* SUPPLIED INFORMATION
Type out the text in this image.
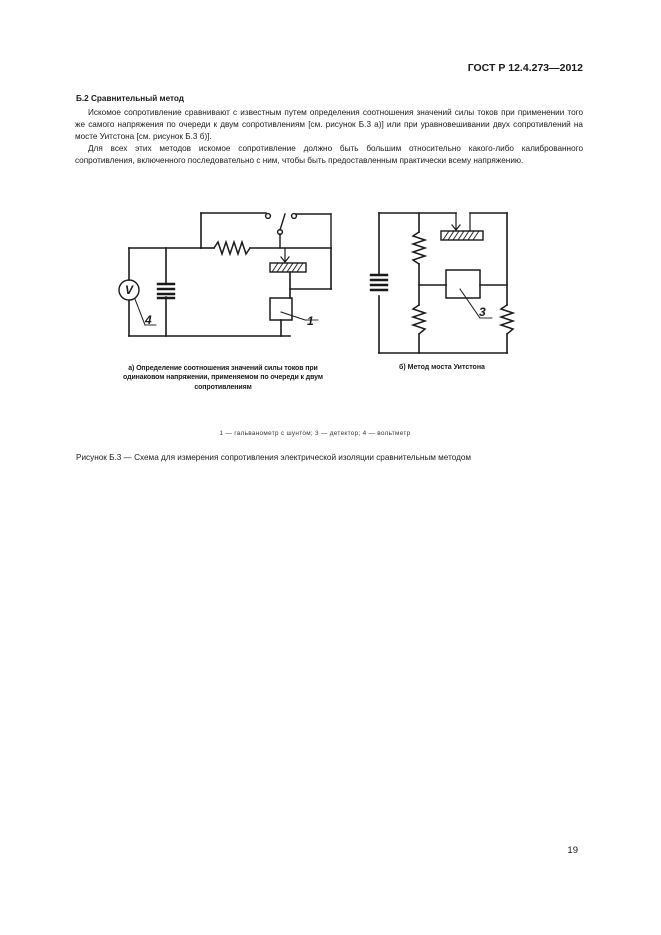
ГОСТ Р 12.4.273—2012
Б.2 Сравнительный метод

Искомое сопротивление сравнивают с известным путем определения соотношения значений силы токов при применении того же самого напряжения по очереди к двум сопротивлениям [см. рисунок Б.3 а)] или при уравновешивании двух сопротивлений на мосте Уитстона [см. рисунок Б.3 б)].

Для всех этих методов искомое сопротивление должно быть большим относительно какого-либо калиброванного сопротивления, включенного последовательно с ним, чтобы быть предоставленным практически всему напряжению.

V
1
4
3
а) Определение соотношения значений силы токов при одинаковом напряжении, применяемом по очереди к двум сопротивлениям
б) Метод моста Уитстона
1 — гальванометр с шунтом; 3 — детектор; 4 — вольтметр
Рисунок Б.3 — Схема для измерения сопротивления электрической изоляции сравнительным методом
19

* AIM
Repeat the data exactly, dropping every picture it holds.

* RESULT FOR THIS TASK
Type out the text in this image.
ГОСТ Р 12.4.273—2012
Б.2 Сравнительный метод

Искомое сопротивление сравнивают с известным путем определения соотношения значений силы токов при применении того же самого напряжения по очереди к двум сопротивлениям [см. рисунок Б.3 а)] или при уравновешивании двух сопротивлений на мосте Уитстона [см. рисунок Б.3 б)].

Для всех этих методов искомое сопротивление должно быть большим относительно какого-либо калиброванного сопротивления, включенного последовательно с ним, чтобы быть предоставленным практически всему напряжению.

V
1
4
3
а) Определение соотношения значений силы токов при одинаковом напряжении, применяемом по очереди к двум сопротивлениям
б) Метод моста Уитстона
1 — гальванометр с шунтом; 3 — детектор; 4 — вольтметр
Рисунок Б.3 — Схема для измерения сопротивления электрической изоляции сравнительным методом
19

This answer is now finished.